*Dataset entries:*
********
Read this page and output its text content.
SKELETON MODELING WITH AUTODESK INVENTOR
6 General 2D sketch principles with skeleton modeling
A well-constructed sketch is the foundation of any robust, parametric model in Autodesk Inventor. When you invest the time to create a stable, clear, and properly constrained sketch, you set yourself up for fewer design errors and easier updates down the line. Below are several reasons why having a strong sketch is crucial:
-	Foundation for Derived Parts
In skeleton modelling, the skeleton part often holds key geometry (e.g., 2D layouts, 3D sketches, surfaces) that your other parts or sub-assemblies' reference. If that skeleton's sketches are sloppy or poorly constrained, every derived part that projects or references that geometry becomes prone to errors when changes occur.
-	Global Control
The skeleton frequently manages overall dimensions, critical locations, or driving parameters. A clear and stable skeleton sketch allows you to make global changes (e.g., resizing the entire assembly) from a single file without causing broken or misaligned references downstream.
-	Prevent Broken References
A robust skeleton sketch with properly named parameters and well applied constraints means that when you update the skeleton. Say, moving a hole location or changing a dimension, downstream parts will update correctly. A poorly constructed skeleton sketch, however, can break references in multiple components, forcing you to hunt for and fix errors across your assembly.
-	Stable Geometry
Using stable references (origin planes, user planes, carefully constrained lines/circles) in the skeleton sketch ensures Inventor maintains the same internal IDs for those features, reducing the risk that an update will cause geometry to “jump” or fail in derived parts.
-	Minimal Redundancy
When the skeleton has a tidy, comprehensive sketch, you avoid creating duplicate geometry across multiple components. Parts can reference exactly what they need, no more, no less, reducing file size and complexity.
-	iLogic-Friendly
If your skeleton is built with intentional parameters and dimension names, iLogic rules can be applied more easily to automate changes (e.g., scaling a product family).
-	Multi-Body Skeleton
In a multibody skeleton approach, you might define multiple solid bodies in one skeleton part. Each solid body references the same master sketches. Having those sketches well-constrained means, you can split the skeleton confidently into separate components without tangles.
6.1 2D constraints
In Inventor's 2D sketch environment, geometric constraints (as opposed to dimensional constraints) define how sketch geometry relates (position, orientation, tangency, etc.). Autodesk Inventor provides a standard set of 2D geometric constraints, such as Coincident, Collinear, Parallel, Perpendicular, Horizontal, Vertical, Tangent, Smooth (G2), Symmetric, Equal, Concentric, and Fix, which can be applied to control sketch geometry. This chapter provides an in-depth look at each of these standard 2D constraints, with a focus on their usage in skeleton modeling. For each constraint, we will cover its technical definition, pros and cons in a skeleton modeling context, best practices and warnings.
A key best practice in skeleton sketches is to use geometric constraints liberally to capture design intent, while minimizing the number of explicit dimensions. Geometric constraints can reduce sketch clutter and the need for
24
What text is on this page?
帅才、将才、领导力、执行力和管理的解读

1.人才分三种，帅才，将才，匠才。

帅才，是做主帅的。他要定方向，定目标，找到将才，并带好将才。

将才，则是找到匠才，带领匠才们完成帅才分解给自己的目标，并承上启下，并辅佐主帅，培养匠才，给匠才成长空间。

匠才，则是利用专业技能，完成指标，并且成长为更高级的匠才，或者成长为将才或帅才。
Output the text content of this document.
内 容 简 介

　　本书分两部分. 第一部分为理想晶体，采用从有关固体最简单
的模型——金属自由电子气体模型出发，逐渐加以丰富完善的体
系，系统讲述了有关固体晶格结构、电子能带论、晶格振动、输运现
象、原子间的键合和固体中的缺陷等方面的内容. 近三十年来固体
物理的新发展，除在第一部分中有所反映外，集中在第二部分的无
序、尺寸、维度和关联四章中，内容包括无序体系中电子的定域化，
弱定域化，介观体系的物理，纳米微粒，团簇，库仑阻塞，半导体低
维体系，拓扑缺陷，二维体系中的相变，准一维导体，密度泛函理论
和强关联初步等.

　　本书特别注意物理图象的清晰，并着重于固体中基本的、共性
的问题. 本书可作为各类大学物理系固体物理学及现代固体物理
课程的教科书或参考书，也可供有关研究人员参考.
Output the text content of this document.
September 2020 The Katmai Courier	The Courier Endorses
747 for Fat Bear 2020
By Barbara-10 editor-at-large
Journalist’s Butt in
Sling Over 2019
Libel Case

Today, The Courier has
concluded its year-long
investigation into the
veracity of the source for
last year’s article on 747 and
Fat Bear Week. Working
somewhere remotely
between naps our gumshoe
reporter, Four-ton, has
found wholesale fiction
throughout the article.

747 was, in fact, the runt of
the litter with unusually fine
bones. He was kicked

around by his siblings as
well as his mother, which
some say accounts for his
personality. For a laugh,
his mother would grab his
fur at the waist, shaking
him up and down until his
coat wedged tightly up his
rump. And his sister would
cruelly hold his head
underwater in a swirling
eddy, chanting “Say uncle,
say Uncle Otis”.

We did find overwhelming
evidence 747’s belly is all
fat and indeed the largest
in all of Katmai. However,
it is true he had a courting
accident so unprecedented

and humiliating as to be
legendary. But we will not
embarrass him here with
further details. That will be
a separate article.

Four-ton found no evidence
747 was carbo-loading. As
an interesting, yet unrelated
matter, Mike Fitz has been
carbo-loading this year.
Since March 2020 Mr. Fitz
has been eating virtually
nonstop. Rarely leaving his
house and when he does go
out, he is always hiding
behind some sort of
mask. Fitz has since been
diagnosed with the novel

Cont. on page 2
********
*Exercise prompt:*
Set down all of the entries exactly, please.

*Finished task:*
Read this page and output its text content.
SKELETON MODELING WITH AUTODESK INVENTOR
6 General 2D sketch principles with skeleton modeling
A well-constructed sketch is the foundation of any robust, parametric model in Autodesk Inventor. When you invest the time to create a stable, clear, and properly constrained sketch, you set yourself up for fewer design errors and easier updates down the line. Below are several reasons why having a strong sketch is crucial:
-	Foundation for Derived Parts
In skeleton modelling, the skeleton part often holds key geometry (e.g., 2D layouts, 3D sketches, surfaces) that your other parts or sub-assemblies' reference. If that skeleton's sketches are sloppy or poorly constrained, every derived part that projects or references that geometry becomes prone to errors when changes occur.
-	Global Control
The skeleton frequently manages overall dimensions, critical locations, or driving parameters. A clear and stable skeleton sketch allows you to make global changes (e.g., resizing the entire assembly) from a single file without causing broken or misaligned references downstream.
-	Prevent Broken References
A robust skeleton sketch with properly named parameters and well applied constraints means that when you update the skeleton. Say, moving a hole location or changing a dimension, downstream parts will update correctly. A poorly constructed skeleton sketch, however, can break references in multiple components, forcing you to hunt for and fix errors across your assembly.
-	Stable Geometry
Using stable references (origin planes, user planes, carefully constrained lines/circles) in the skeleton sketch ensures Inventor maintains the same internal IDs for those features, reducing the risk that an update will cause geometry to “jump” or fail in derived parts.
-	Minimal Redundancy
When the skeleton has a tidy, comprehensive sketch, you avoid creating duplicate geometry across multiple components. Parts can reference exactly what they need, no more, no less, reducing file size and complexity.
-	iLogic-Friendly
If your skeleton is built with intentional parameters and dimension names, iLogic rules can be applied more easily to automate changes (e.g., scaling a product family).
-	Multi-Body Skeleton
In a multibody skeleton approach, you might define multiple solid bodies in one skeleton part. Each solid body references the same master sketches. Having those sketches well-constrained means, you can split the skeleton confidently into separate components without tangles.
6.1 2D constraints
In Inventor's 2D sketch environment, geometric constraints (as opposed to dimensional constraints) define how sketch geometry relates (position, orientation, tangency, etc.). Autodesk Inventor provides a standard set of 2D geometric constraints, such as Coincident, Collinear, Parallel, Perpendicular, Horizontal, Vertical, Tangent, Smooth (G2), Symmetric, Equal, Concentric, and Fix, which can be applied to control sketch geometry. This chapter provides an in-depth look at each of these standard 2D constraints, with a focus on their usage in skeleton modeling. For each constraint, we will cover its technical definition, pros and cons in a skeleton modeling context, best practices and warnings.
A key best practice in skeleton sketches is to use geometric constraints liberally to capture design intent, while minimizing the number of explicit dimensions. Geometric constraints can reduce sketch clutter and the need for
24
What text is on this page?
帅才、将才、领导力、执行力和管理的解读

1.人才分三种，帅才，将才，匠才。

帅才，是做主帅的。他要定方向，定目标，找到将才，并带好将才。

将才，则是找到匠才，带领匠才们完成帅才分解给自己的目标，并承上启下，并辅佐主帅，培养匠才，给匠才成长空间。

匠才，则是利用专业技能，完成指标，并且成长为更高级的匠才，或者成长为将才或帅才。
Output the text content of this document.
内 容 简 介

　　本书分两部分. 第一部分为理想晶体，采用从有关固体最简单
的模型——金属自由电子气体模型出发，逐渐加以丰富完善的体
系，系统讲述了有关固体晶格结构、电子能带论、晶格振动、输运现
象、原子间的键合和固体中的缺陷等方面的内容. 近三十年来固体
物理的新发展，除在第一部分中有所反映外，集中在第二部分的无
序、尺寸、维度和关联四章中，内容包括无序体系中电子的定域化，
弱定域化，介观体系的物理，纳米微粒，团簇，库仑阻塞，半导体低
维体系，拓扑缺陷，二维体系中的相变，准一维导体，密度泛函理论
和强关联初步等.

　　本书特别注意物理图象的清晰，并着重于固体中基本的、共性
的问题. 本书可作为各类大学物理系固体物理学及现代固体物理
课程的教科书或参考书，也可供有关研究人员参考.
Output the text content of this document.
September 2020 The Katmai Courier	The Courier Endorses
747 for Fat Bear 2020
By Barbara-10 editor-at-large
Journalist’s Butt in
Sling Over 2019
Libel Case

Today, The Courier has
concluded its year-long
investigation into the
veracity of the source for
last year’s article on 747 and
Fat Bear Week. Working
somewhere remotely
between naps our gumshoe
reporter, Four-ton, has
found wholesale fiction
throughout the article.

747 was, in fact, the runt of
the litter with unusually fine
bones. He was kicked

around by his siblings as
well as his mother, which
some say accounts for his
personality. For a laugh,
his mother would grab his
fur at the waist, shaking
him up and down until his
coat wedged tightly up his
rump. And his sister would
cruelly hold his head
underwater in a swirling
eddy, chanting “Say uncle,
say Uncle Otis”.

We did find overwhelming
evidence 747’s belly is all
fat and indeed the largest
in all of Katmai. However,
it is true he had a courting
accident so unprecedented

and humiliating as to be
legendary. But we will not
embarrass him here with
further details. That will be
a separate article.

Four-ton found no evidence
747 was carbo-loading. As
an interesting, yet unrelated
matter, Mike Fitz has been
carbo-loading this year.
Since March 2020 Mr. Fitz
has been eating virtually
nonstop. Rarely leaving his
house and when he does go
out, he is always hiding
behind some sort of
mask. Fitz has since been
diagnosed with the novel

Cont. on page 2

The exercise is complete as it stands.